(GIVEN INSTRUCTION):
Repeat the entries that follow verbatim, without any of their pictures.

(GIVEN DATA):

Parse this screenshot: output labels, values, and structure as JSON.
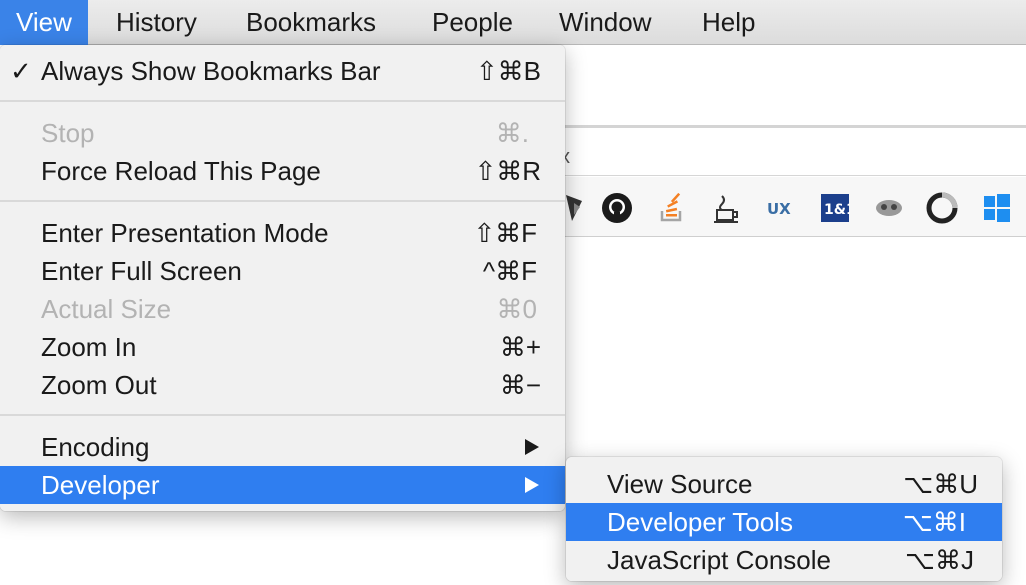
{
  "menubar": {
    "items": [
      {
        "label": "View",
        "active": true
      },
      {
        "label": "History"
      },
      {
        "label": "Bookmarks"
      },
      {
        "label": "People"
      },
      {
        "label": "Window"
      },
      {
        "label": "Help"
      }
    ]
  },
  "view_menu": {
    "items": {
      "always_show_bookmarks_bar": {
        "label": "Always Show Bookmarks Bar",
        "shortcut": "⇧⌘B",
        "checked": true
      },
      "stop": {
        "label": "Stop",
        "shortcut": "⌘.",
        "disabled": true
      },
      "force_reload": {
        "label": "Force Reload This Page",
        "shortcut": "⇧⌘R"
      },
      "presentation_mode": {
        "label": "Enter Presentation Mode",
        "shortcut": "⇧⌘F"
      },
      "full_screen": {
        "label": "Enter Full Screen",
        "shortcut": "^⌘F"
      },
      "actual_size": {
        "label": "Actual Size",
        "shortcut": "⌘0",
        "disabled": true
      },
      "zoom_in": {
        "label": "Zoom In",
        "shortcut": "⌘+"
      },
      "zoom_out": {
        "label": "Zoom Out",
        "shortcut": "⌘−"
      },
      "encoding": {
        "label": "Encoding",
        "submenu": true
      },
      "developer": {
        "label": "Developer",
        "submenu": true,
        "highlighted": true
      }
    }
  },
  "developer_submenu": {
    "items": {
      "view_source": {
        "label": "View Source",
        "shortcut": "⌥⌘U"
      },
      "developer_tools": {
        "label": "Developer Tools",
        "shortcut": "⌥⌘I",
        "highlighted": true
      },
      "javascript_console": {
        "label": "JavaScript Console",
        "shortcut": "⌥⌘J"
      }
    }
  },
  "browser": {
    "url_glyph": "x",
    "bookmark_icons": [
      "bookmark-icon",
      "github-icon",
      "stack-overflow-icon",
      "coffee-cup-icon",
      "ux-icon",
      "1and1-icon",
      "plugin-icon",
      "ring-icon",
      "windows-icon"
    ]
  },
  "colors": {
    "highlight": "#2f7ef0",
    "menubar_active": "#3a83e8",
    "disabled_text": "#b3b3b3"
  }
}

(TASK SOLUTION):
Parse this screenshot: output labels, values, and structure as JSON.
{
  "menubar": {
    "items": [
      {
        "label": "View",
        "active": true
      },
      {
        "label": "History"
      },
      {
        "label": "Bookmarks"
      },
      {
        "label": "People"
      },
      {
        "label": "Window"
      },
      {
        "label": "Help"
      }
    ]
  },
  "view_menu": {
    "items": {
      "always_show_bookmarks_bar": {
        "label": "Always Show Bookmarks Bar",
        "shortcut": "⇧⌘B",
        "checked": true
      },
      "stop": {
        "label": "Stop",
        "shortcut": "⌘.",
        "disabled": true
      },
      "force_reload": {
        "label": "Force Reload This Page",
        "shortcut": "⇧⌘R"
      },
      "presentation_mode": {
        "label": "Enter Presentation Mode",
        "shortcut": "⇧⌘F"
      },
      "full_screen": {
        "label": "Enter Full Screen",
        "shortcut": "^⌘F"
      },
      "actual_size": {
        "label": "Actual Size",
        "shortcut": "⌘0",
        "disabled": true
      },
      "zoom_in": {
        "label": "Zoom In",
        "shortcut": "⌘+"
      },
      "zoom_out": {
        "label": "Zoom Out",
        "shortcut": "⌘−"
      },
      "encoding": {
        "label": "Encoding",
        "submenu": true
      },
      "developer": {
        "label": "Developer",
        "submenu": true,
        "highlighted": true
      }
    }
  },
  "developer_submenu": {
    "items": {
      "view_source": {
        "label": "View Source",
        "shortcut": "⌥⌘U"
      },
      "developer_tools": {
        "label": "Developer Tools",
        "shortcut": "⌥⌘I",
        "highlighted": true
      },
      "javascript_console": {
        "label": "JavaScript Console",
        "shortcut": "⌥⌘J"
      }
    }
  },
  "browser": {
    "url_glyph": "x",
    "bookmark_icons": [
      "bookmark-icon",
      "github-icon",
      "stack-overflow-icon",
      "coffee-cup-icon",
      "ux-icon",
      "1and1-icon",
      "plugin-icon",
      "ring-icon",
      "windows-icon"
    ]
  },
  "colors": {
    "highlight": "#2f7ef0",
    "menubar_active": "#3a83e8",
    "disabled_text": "#b3b3b3"
  }
}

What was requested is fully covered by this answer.